## Aim of the exercise
Identify and copy all lines of the material where the string "falls" is found.

[Stored records]
┏━━
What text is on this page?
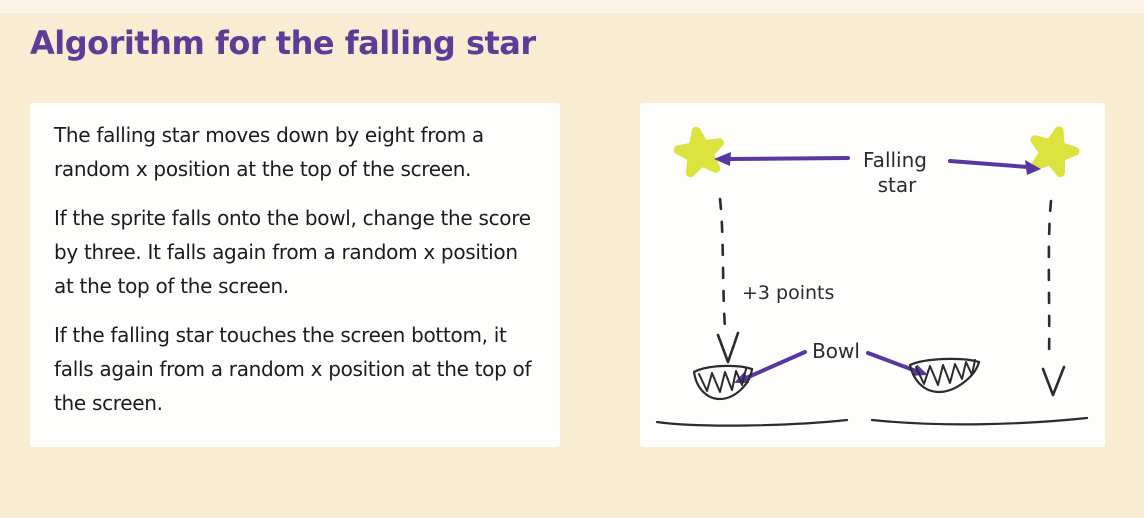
Algorithm for the falling star

The falling star moves down by eight from a random x position at the top of the screen.

If the sprite falls onto the bowl, change the score by three. It falls again from a random x position at the top of the screen.

If the falling star touches the screen bottom, it falls again from a random x position at the top of the screen.

Falling
star
+3 points
Bowl
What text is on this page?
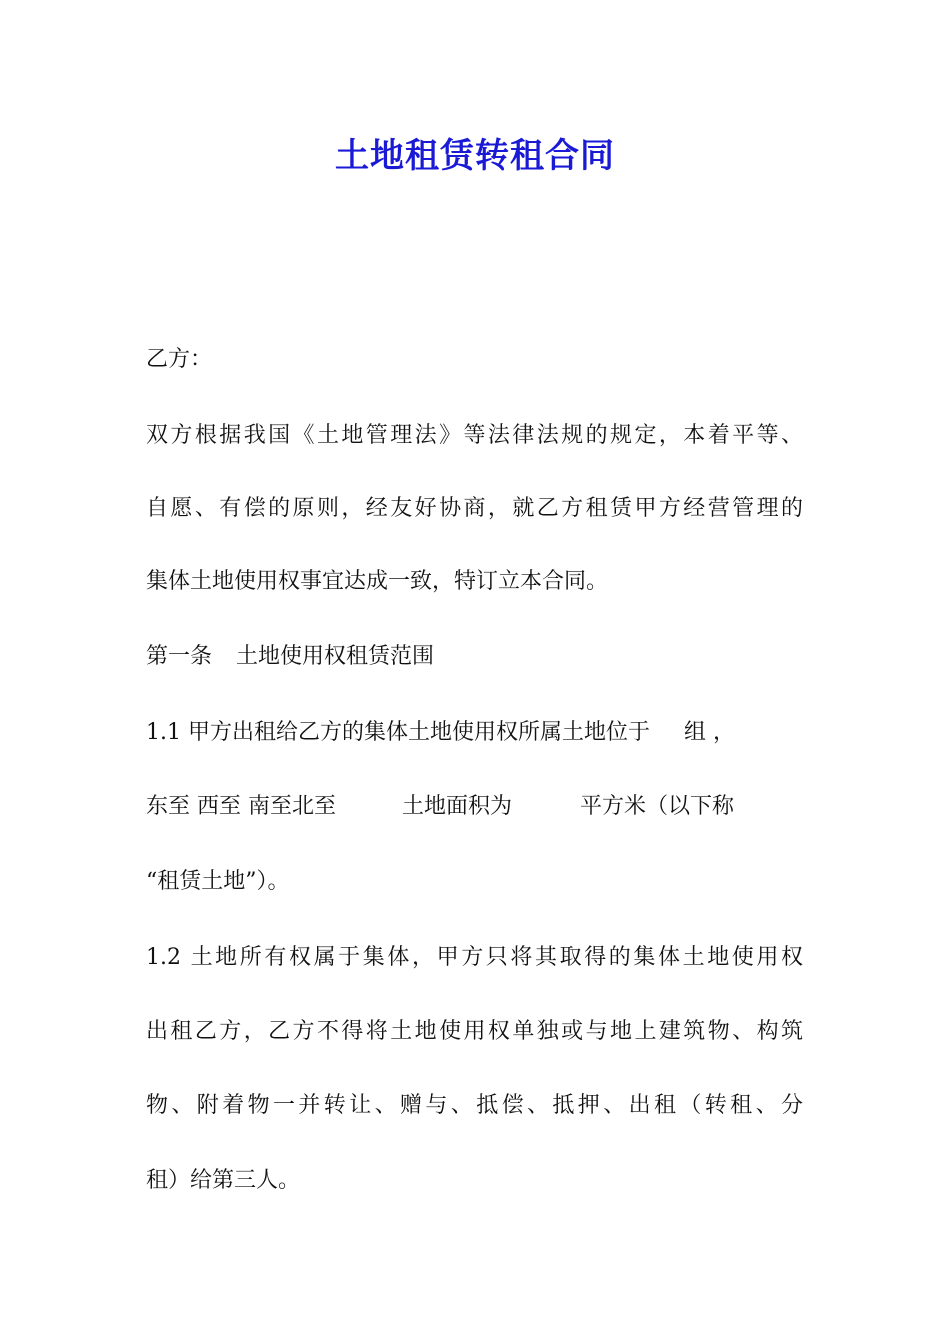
土地租赁转租合同

乙方：

双方根据我国《土地管理法》等法律法规的规定，本着平等、

自愿、有偿的原则，经友好协商，就乙方租赁甲方经营管理的

集体土地使用权事宜达成一致，特订立本合同。

第一条 土地使用权租赁范围

1.1 甲方出租给乙方的集体土地使用权所属土地位于 组 ，

东至 西至 南至北至	土地面积为	平方米（以下称

“租赁土地”）。

1.2 土地所有权属于集体，甲方只将其取得的集体土地使用权

出租乙方，乙方不得将土地使用权单独或与地上建筑物、构筑

物、附着物一并转让、赠与、抵偿、抵押、出租（转租、分

租）给第三人。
┗━━
## Result
If the sprite falls onto the bowl, change the score by three. It falls again from a random x position at the top of the screen.
If the falling star touches the screen bottom, it falls again from a random x position at the top of the screen.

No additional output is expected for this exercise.